◆ Exercise ◆
The entries below contain pictures. Retype everything except those pictures, exactly as given.

[Excerpts from a figure dataset]
-- -- --

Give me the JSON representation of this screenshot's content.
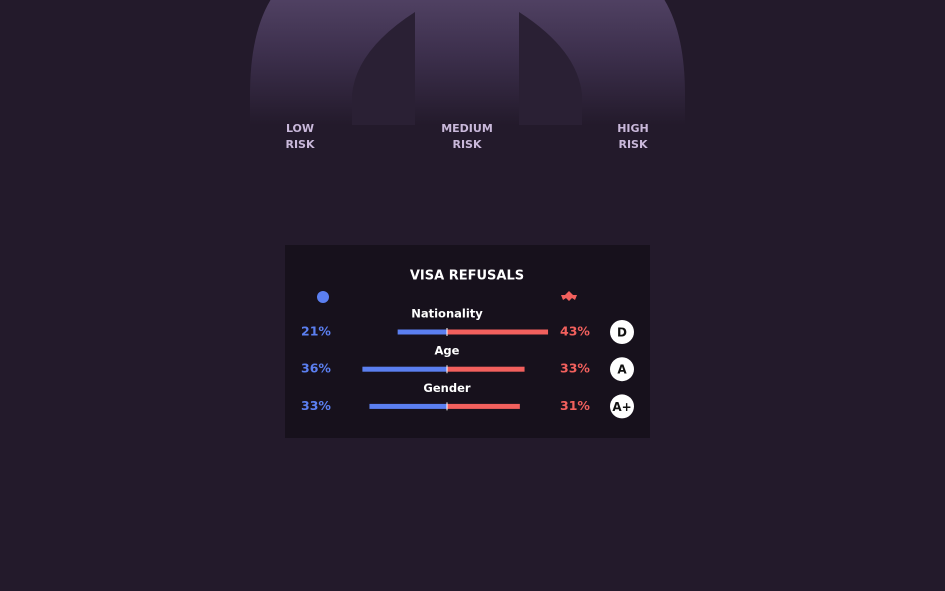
{
  "risk_scale": {
    "labels": [
      "LOW RISK",
      "MEDIUM RISK",
      "HIGH RISK"
    ]
  },
  "chart_data": {
    "type": "diverging-bar",
    "title": "VISA REFUSALS",
    "categories": [
      "Nationality",
      "Age",
      "Gender"
    ],
    "series": [
      {
        "color": "#5b7ff0",
        "values": [
          21,
          36,
          33
        ],
        "value_labels": [
          "21%",
          "36%",
          "33%"
        ]
      },
      {
        "color": "#f2605d",
        "values": [
          43,
          33,
          31
        ],
        "value_labels": [
          "43%",
          "33%",
          "31%"
        ]
      }
    ],
    "grades": [
      "D",
      "A",
      "A+"
    ]
  }
}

-- -- --

◆ Answer for this exercise ◆
Give me the JSON representation of this screenshot's content.
{
  "risk_scale": {
    "labels": [
      "LOW RISK",
      "MEDIUM RISK",
      "HIGH RISK"
    ]
  },
  "chart_data": {
    "type": "diverging-bar",
    "title": "VISA REFUSALS",
    "categories": [
      "Nationality",
      "Age",
      "Gender"
    ],
    "series": [
      {
        "color": "#5b7ff0",
        "values": [
          21,
          36,
          33
        ],
        "value_labels": [
          "21%",
          "36%",
          "33%"
        ]
      },
      {
        "color": "#f2605d",
        "values": [
          43,
          33,
          31
        ],
        "value_labels": [
          "43%",
          "33%",
          "31%"
        ]
      }
    ],
    "grades": [
      "D",
      "A",
      "A+"
    ]
  }
}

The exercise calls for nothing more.